Travail demandé —
1. D'après l'extrait source, dans quel établissement le bureau de vote est-il installé ?
2. Reproduisez sans aucune modification, parmi les entrées, tout ce qui va de la ligne contenant « first-dns-server-input[interactable] <box>242 518 » jusqu'à la ligne contenant « zone-value: WAN <box>246 456 275 470</box> », ces deux lignes comprises.

Extrait source —
━━━━━━━━━━━━━━━━━━━━━━━━━━━━━━

Voilà un petit livre par la taille mais grand dans son contenu qui pose la question de l'inclusion. Quelle place une démocratie fait-elle à ceux qui, trop fragiles, n'ont pas les outils qui leur permettent d'y exercer pleinement leurs droits ?
En Italie, dans les années où se situe le récit, une loi impose à tous de voter. Il faut donc faire voter tout le monde, y compris ceux qui ne sont pas en mesure de comprendre ceux que signifie voter. Un bureau de vote est installé au sein du Cottolengo, un hospice religieux de Turin, dont la vocation est de recueillir toutes les personnes en situation de handicap (je me permets d'utiliser cette expression anachronique, là où le récit parle comme le veut son époque de "contrefaits" ou "d'idiots"). Amerigo est envoyé par le parti communiste dont il est membre pour veiller à la régularité du scrutin.
Amerigo est dans un premier temps démuni dans ce lieu, véritable ville dans la ville. Il n'a pas les outils pour comprendre ce qui se passe même s'il en situe très précisément les enjeux qui tiennent aux questions de la démocratie et des frontières de l'humanité. Pour la deuxième question, il en trouve la réponse dans le spectacle d'un vieux paysan venu rendre sa visite dominicale à son fils. Lui n'est pas comme les soeurs, il n'a pas eu le choix d'être là, ni n'y a été appelé, si l'on se situe dans le registre de la foi.
"Voilà, cette façon de vivre-là, c'est l'amour (....), l'humain va jusqu'où va l'amour ; il n'a d'autres limites que celle que nous lui donnons" Rien de plus simple, ni de plus nécessaire que ce qui est dit là.
Dans les premiers moments passés au Cottolengo, Amerigo se raccroche à l'image de la beauté de sa maîtresse et fait le constat que pour qu'il y ait un processus historique il faut viser la beauté autrement dit la perfection. Mais comme il le reconnaît immédiatement, en se référant aux Grecs " placer trop haut la beauté, n'est-ce pas faire un premier pas vers un monde inhumain où les infirmes seront précipités du haut d'un rocher"

━━━━━━━━━━━━━━━━━━━━━━━━━━━━━━

Entrées de disposition spatiale

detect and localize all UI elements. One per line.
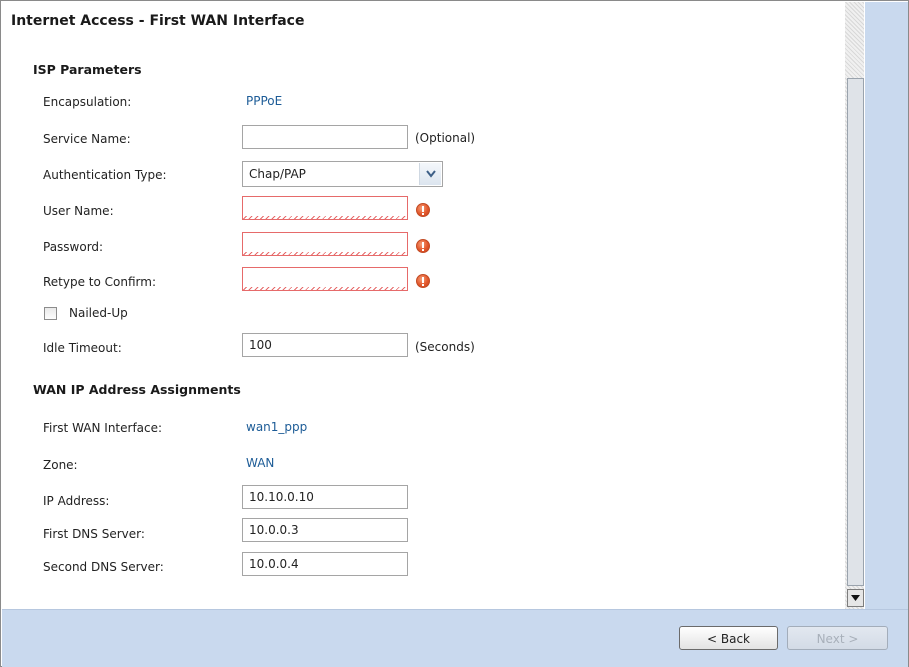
first-dns-server-input[interactable] <box>242 518 408 542</box>
user-name-input[interactable] <box>242 196 408 220</box>
authentication-type-selected: Chap/PAP <box>249 167 306 181</box>
scroll-down-button[interactable] <box>847 589 864 607</box>
retype-password-input[interactable] <box>242 267 408 291</box>
authentication-type-label: Authentication Type: <box>43 168 167 182</box>
idle-timeout-input[interactable] <box>242 333 408 357</box>
nailed-up-checkbox[interactable] <box>44 307 57 320</box>
side-panel <box>865 2 908 609</box>
authentication-type-select[interactable]: Chap/PAP <box>242 161 443 187</box>
first-dns-server-label: First DNS Server: <box>43 527 145 541</box>
idle-timeout-label: Idle Timeout: <box>43 341 122 355</box>
user-name-label: User Name: <box>43 204 114 218</box>
error-icon <box>416 274 430 288</box>
page-title: Internet Access - First WAN Interface <box>11 13 305 29</box>
wizard-content: Internet Access - First WAN Interface IS… <box>2 2 844 609</box>
zone-value: WAN <box>246 456 275 470</box>
scrollbar-thumb[interactable] <box>847 78 864 586</box>
password-input[interactable] <box>242 232 408 256</box>
arrow-down-icon <box>851 595 860 601</box>
wizard-window: Internet Access - First WAN Interface IS… <box>0 0 909 667</box>
retype-confirm-label: Retype to Confirm: <box>43 275 157 289</box>
nailed-up-label: Nailed-Up <box>69 306 128 320</box>
service-name-label: Service Name: <box>43 132 131 146</box>
error-icon <box>416 203 430 217</box>
wan-ip-assignments-heading: WAN IP Address Assignments <box>33 382 241 397</box>
idle-timeout-seconds-hint: (Seconds) <box>415 340 475 354</box>
password-label: Password: <box>43 240 104 254</box>
second-dns-server-label: Second DNS Server: <box>43 560 164 574</box>
zone-label: Zone: <box>43 458 78 472</box>
service-name-optional-hint: (Optional) <box>415 131 476 145</box>
isp-parameters-heading: ISP Parameters <box>33 62 142 77</box>
encapsulation-label: Encapsulation: <box>43 95 132 109</box>
second-dns-server-input[interactable] <box>242 552 408 576</box>
next-button[interactable]: Next > <box>787 626 888 650</box>
first-wan-interface-value: wan1_ppp <box>246 420 308 434</box>
first-wan-interface-label: First WAN Interface: <box>43 421 163 435</box>
ip-address-label: IP Address: <box>43 494 110 508</box>
encapsulation-value: PPPoE <box>246 94 283 108</box>
error-icon <box>416 239 430 253</box>
service-name-input[interactable] <box>242 125 408 149</box>
ip-address-input[interactable] <box>242 485 408 509</box>
chevron-down-icon[interactable] <box>419 163 441 185</box>
back-button[interactable]: < Back <box>679 626 778 650</box>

━━━━━━━━━━━━━━━━━━━━━━━━━━━━━━

Solutions complètes —
1. Le bureau de vote est installé au sein du Cottolengo, un hospice religieux de Turin.

2.
first-dns-server-input[interactable] <box>242 518 408 542</box>
user-name-input[interactable] <box>242 196 408 220</box>
authentication-type-selected: Chap/PAP <box>249 167 306 181</box>
scroll-down-button[interactable] <box>847 589 864 607</box>
retype-password-input[interactable] <box>242 267 408 291</box>
authentication-type-label: Authentication Type: <box>43 168 167 182</box>
idle-timeout-input[interactable] <box>242 333 408 357</box>
nailed-up-checkbox[interactable] <box>44 307 57 320</box>
side-panel <box>865 2 908 609</box>
authentication-type-select[interactable]: Chap/PAP <box>242 161 443 187</box>
first-dns-server-label: First DNS Server: <box>43 527 145 541</box>
idle-timeout-label: Idle Timeout: <box>43 341 122 355</box>
user-name-label: User Name: <box>43 204 114 218</box>
error-icon <box>416 274 430 288</box>
page-title: Internet Access - First WAN Interface <box>11 13 305 29</box>
wizard-content: Internet Access - First WAN Interface IS… <box>2 2 844 609</box>
zone-value: WAN <box>246 456 275 470</box>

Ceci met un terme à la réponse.